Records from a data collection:

** begin **

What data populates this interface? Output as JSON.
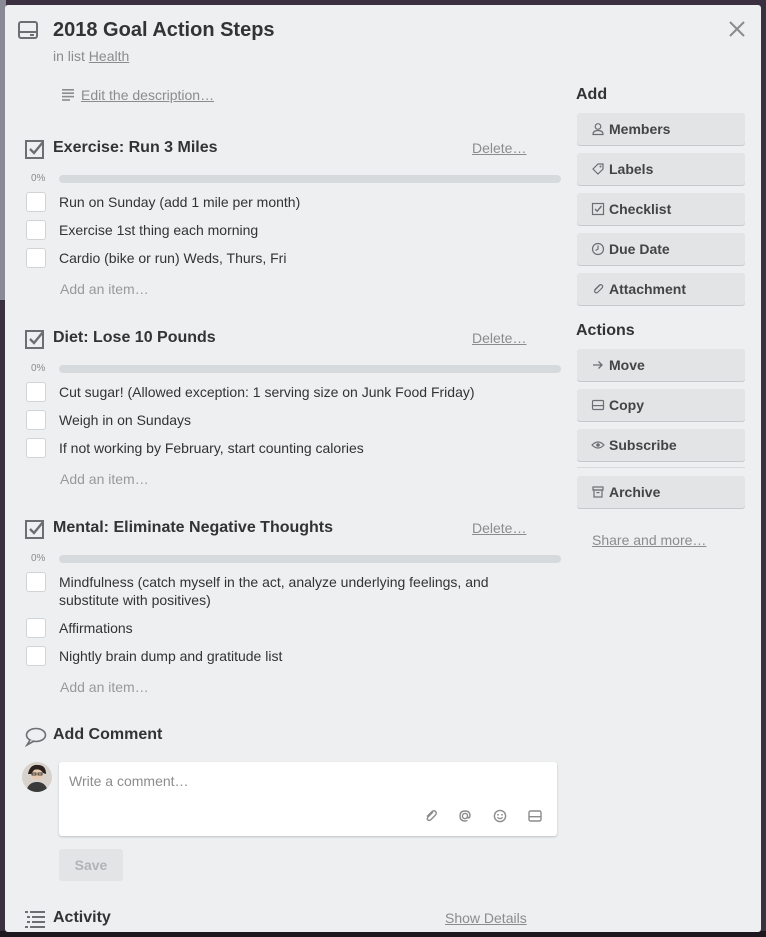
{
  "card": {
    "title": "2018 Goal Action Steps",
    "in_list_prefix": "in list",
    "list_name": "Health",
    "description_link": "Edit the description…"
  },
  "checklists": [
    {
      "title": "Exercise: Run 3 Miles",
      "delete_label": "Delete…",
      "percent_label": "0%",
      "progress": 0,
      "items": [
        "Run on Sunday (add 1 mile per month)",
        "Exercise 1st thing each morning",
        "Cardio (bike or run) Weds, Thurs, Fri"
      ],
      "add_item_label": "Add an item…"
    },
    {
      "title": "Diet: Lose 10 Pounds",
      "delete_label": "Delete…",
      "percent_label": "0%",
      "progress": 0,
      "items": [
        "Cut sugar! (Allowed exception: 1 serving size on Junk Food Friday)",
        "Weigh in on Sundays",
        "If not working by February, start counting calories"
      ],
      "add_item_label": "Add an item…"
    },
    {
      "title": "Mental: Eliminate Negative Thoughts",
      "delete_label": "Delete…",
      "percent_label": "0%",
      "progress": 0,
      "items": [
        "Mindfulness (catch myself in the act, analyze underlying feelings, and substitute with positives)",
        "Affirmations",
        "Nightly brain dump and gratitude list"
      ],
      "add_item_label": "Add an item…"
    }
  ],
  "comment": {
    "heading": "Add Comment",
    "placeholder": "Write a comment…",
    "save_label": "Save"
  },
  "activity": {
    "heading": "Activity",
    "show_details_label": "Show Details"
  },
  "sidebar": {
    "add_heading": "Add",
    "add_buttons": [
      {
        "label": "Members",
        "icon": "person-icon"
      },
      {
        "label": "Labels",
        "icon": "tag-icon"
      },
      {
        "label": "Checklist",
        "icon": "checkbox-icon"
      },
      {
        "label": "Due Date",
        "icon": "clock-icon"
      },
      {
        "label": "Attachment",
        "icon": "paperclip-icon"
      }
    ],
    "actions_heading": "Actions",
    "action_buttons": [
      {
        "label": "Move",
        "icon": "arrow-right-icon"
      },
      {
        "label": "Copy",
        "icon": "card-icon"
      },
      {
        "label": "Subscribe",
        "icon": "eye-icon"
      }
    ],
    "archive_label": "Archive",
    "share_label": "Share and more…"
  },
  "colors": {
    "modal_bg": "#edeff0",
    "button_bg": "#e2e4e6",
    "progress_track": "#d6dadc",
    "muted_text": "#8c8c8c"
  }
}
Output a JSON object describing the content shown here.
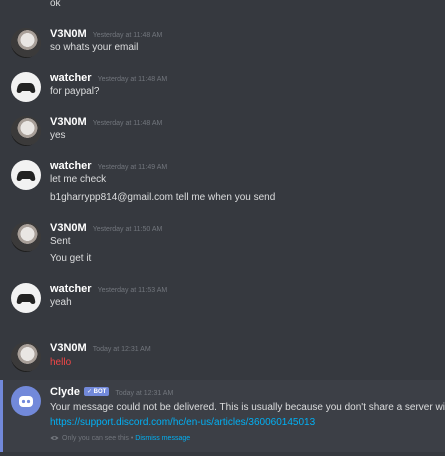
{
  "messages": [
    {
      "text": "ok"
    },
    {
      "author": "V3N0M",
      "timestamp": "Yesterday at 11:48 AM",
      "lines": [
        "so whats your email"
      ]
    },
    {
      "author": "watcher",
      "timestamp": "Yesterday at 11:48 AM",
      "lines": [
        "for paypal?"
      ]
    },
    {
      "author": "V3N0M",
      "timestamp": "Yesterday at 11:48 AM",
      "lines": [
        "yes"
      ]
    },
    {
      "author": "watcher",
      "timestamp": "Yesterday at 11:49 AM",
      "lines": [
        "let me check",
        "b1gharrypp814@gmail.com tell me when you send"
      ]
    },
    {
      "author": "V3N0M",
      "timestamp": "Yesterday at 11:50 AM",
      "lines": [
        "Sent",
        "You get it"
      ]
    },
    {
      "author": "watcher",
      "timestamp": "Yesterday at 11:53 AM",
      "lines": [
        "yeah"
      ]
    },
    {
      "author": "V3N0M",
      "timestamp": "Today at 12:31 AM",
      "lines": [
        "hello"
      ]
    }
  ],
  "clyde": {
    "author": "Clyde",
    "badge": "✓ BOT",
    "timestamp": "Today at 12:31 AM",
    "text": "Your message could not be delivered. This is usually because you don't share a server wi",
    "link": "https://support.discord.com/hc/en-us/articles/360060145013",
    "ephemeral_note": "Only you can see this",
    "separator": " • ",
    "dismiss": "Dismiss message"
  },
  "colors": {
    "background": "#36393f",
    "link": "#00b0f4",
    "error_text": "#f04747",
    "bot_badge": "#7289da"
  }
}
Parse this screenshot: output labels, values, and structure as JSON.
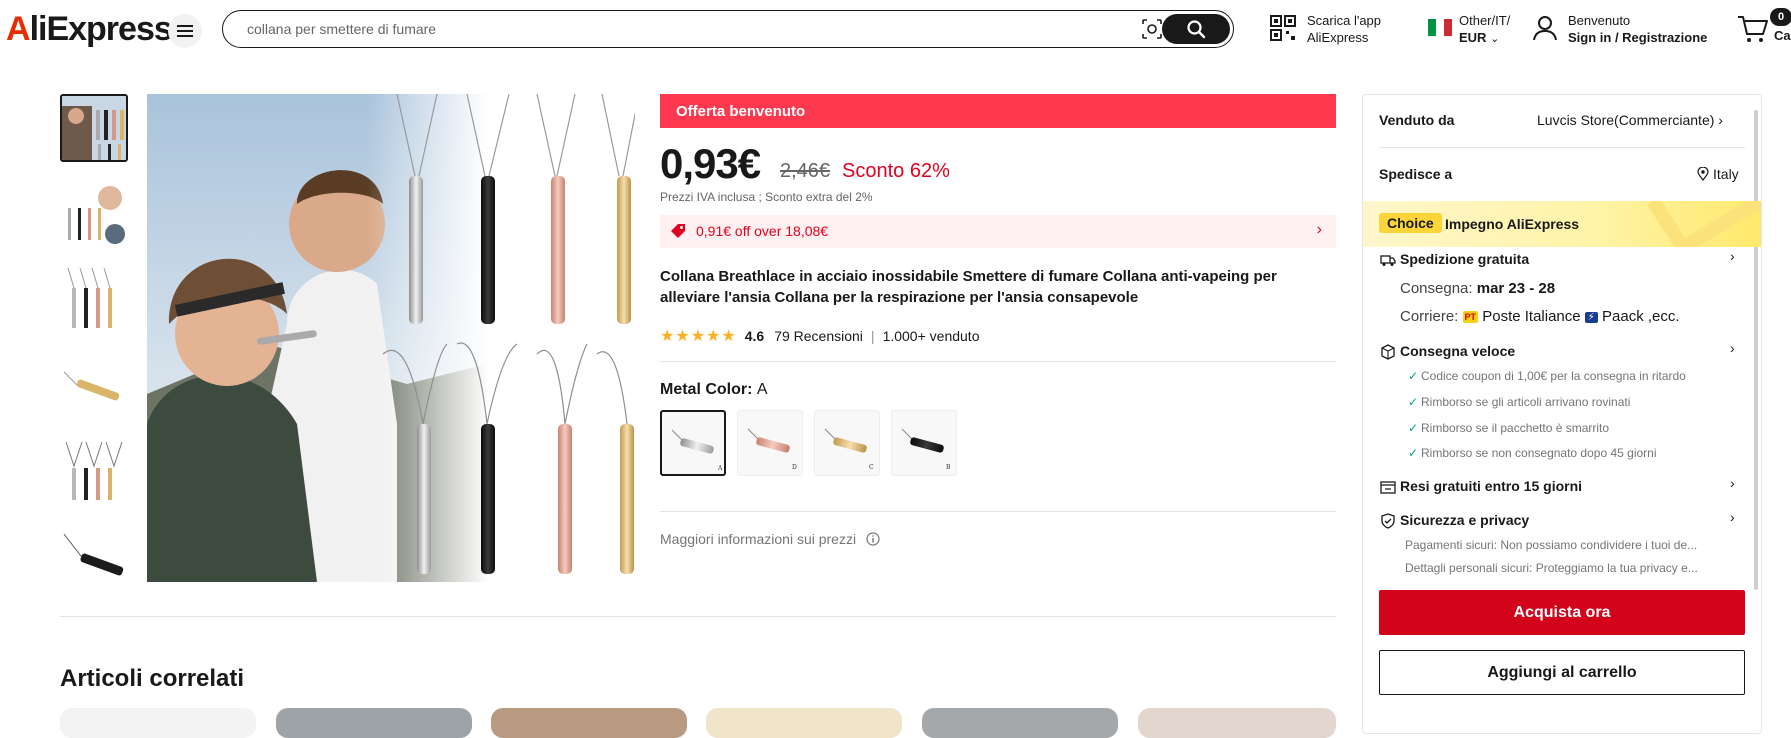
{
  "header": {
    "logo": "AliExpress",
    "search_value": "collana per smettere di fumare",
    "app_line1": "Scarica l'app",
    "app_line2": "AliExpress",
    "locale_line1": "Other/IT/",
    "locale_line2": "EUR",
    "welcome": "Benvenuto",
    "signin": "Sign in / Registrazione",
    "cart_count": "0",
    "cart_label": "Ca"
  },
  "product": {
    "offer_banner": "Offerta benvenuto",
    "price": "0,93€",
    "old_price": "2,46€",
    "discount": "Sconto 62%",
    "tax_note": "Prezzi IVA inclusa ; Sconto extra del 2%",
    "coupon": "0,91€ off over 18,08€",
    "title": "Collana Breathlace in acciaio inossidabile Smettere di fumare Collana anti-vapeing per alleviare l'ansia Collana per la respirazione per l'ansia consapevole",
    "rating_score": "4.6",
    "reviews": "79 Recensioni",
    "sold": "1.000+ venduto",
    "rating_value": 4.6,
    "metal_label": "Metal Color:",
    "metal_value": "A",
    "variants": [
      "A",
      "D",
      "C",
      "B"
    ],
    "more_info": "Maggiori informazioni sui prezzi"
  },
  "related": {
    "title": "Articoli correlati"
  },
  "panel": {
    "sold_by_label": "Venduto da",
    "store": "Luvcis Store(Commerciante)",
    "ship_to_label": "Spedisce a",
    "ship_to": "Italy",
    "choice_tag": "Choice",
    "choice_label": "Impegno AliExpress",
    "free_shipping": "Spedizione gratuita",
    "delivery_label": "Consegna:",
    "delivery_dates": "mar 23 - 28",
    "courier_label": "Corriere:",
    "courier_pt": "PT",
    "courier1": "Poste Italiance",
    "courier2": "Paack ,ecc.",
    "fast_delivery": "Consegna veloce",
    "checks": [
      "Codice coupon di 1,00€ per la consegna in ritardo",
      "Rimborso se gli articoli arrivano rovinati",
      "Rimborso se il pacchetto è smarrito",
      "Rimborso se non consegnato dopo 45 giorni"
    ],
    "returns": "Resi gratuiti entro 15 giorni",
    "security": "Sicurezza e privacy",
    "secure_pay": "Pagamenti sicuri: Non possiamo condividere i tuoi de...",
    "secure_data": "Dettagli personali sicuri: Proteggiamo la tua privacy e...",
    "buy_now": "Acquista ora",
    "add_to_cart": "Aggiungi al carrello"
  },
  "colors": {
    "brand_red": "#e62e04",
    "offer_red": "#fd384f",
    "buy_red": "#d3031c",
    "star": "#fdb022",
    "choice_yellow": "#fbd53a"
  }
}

** end **

Copy every line in the records above that contains the word "Rimborso".

Solution for this exercise:
      "Rimborso se gli articoli arrivano rovinati",
      "Rimborso se il pacchetto è smarrito",
      "Rimborso se non consegnato dopo 45 giorni"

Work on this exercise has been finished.